● Given request
In the entries below, count each line holding the word "arcmin". Answer with the total alone.

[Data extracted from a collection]
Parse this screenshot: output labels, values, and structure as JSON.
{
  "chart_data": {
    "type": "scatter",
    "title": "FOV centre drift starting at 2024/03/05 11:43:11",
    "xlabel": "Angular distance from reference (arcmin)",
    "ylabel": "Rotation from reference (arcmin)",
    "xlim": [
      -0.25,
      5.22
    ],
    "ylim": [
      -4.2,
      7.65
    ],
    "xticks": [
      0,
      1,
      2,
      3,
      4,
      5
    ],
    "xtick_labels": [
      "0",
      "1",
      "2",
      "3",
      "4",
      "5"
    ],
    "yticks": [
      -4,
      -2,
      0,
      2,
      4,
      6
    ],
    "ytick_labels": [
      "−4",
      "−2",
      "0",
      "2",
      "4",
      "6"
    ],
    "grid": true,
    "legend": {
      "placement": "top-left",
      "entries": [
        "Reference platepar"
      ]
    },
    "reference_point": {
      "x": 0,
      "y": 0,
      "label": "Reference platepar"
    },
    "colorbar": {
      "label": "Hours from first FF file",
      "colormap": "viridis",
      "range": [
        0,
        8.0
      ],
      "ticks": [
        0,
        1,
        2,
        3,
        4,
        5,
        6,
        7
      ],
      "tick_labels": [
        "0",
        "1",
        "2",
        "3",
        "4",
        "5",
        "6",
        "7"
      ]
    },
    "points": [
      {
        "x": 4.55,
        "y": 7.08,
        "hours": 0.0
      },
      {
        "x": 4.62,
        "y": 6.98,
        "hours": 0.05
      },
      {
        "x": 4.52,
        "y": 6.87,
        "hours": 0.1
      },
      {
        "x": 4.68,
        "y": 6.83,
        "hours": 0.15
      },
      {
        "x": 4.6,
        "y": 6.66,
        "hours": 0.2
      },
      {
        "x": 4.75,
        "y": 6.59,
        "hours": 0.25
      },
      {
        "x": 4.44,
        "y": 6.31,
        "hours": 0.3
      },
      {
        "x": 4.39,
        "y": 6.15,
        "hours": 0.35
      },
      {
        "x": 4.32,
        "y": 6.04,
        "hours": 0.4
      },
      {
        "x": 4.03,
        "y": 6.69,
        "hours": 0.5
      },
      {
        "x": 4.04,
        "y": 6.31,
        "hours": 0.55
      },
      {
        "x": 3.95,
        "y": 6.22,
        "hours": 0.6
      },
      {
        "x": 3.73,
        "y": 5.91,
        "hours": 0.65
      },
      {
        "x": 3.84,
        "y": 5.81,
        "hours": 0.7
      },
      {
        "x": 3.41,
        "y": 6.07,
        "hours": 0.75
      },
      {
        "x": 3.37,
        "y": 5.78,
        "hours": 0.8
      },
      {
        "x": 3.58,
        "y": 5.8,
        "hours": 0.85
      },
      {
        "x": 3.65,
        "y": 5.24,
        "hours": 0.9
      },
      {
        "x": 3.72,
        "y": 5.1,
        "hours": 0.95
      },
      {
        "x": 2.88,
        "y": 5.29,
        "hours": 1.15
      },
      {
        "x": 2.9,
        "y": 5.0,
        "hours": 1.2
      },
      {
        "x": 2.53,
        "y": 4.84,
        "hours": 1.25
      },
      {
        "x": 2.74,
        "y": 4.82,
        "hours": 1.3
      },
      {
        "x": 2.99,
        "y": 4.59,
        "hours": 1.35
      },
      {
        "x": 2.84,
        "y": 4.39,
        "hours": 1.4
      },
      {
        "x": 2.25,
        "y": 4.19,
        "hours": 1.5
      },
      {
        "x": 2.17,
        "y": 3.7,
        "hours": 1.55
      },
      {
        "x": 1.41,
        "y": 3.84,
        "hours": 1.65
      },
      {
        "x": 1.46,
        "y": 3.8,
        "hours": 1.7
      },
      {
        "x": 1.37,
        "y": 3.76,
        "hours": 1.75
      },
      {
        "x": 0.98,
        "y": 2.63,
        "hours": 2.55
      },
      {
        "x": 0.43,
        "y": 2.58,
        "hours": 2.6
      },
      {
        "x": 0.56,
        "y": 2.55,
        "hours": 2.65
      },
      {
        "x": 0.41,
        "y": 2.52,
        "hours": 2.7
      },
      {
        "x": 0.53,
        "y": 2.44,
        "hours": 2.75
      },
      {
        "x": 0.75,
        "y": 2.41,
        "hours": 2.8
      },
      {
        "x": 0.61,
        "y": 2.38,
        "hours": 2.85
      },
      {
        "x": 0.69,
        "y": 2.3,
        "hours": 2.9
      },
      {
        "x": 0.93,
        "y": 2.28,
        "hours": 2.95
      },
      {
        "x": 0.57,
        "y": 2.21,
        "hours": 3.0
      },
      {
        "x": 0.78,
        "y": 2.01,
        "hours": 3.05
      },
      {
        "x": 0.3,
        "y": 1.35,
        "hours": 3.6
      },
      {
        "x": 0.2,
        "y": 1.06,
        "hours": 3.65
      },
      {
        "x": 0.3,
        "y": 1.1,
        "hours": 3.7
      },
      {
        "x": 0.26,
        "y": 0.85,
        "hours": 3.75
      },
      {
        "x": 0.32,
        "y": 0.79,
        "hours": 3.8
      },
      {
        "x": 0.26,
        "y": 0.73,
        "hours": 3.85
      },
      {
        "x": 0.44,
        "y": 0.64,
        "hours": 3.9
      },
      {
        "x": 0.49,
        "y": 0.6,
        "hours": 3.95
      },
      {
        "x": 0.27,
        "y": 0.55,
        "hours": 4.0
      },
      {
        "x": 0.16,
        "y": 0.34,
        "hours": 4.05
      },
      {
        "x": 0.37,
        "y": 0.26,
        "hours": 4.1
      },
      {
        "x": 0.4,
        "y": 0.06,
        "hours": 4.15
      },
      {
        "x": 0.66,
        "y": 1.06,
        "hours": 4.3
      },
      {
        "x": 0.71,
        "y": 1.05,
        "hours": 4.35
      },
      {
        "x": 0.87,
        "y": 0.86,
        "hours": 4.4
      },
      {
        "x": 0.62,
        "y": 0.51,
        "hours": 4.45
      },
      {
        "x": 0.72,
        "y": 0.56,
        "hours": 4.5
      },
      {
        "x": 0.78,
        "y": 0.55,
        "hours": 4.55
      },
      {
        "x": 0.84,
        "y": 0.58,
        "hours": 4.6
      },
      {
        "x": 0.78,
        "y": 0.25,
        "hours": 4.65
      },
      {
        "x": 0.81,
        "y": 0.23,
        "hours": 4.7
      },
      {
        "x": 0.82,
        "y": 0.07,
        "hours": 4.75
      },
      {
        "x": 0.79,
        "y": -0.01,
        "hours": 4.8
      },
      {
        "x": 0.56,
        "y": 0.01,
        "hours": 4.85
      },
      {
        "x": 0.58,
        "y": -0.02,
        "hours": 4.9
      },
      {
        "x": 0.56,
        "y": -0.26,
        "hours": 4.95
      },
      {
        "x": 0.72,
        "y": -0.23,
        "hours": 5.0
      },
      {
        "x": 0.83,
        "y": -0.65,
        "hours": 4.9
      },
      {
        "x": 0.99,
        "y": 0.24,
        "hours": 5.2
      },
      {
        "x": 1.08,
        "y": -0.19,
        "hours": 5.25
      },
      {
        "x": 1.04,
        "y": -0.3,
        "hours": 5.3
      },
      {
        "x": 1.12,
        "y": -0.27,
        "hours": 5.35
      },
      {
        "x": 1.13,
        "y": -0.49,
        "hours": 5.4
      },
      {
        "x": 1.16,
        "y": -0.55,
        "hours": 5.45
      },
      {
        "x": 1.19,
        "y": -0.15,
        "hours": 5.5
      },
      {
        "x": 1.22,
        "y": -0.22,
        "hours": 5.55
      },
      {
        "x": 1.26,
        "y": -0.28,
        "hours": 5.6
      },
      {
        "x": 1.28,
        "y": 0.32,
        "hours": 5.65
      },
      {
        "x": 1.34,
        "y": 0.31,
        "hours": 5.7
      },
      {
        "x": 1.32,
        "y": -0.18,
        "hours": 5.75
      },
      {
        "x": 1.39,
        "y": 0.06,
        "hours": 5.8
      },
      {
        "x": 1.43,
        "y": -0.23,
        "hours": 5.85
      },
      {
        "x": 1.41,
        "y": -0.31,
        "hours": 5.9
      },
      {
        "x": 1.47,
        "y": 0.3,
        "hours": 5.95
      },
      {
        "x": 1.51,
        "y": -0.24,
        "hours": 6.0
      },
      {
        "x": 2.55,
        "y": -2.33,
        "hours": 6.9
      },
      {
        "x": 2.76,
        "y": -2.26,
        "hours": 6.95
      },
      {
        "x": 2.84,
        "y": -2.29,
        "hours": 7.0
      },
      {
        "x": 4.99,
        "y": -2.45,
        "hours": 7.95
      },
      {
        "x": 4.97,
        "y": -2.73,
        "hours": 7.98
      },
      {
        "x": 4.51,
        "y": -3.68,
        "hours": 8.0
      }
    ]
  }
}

● Expected answer
2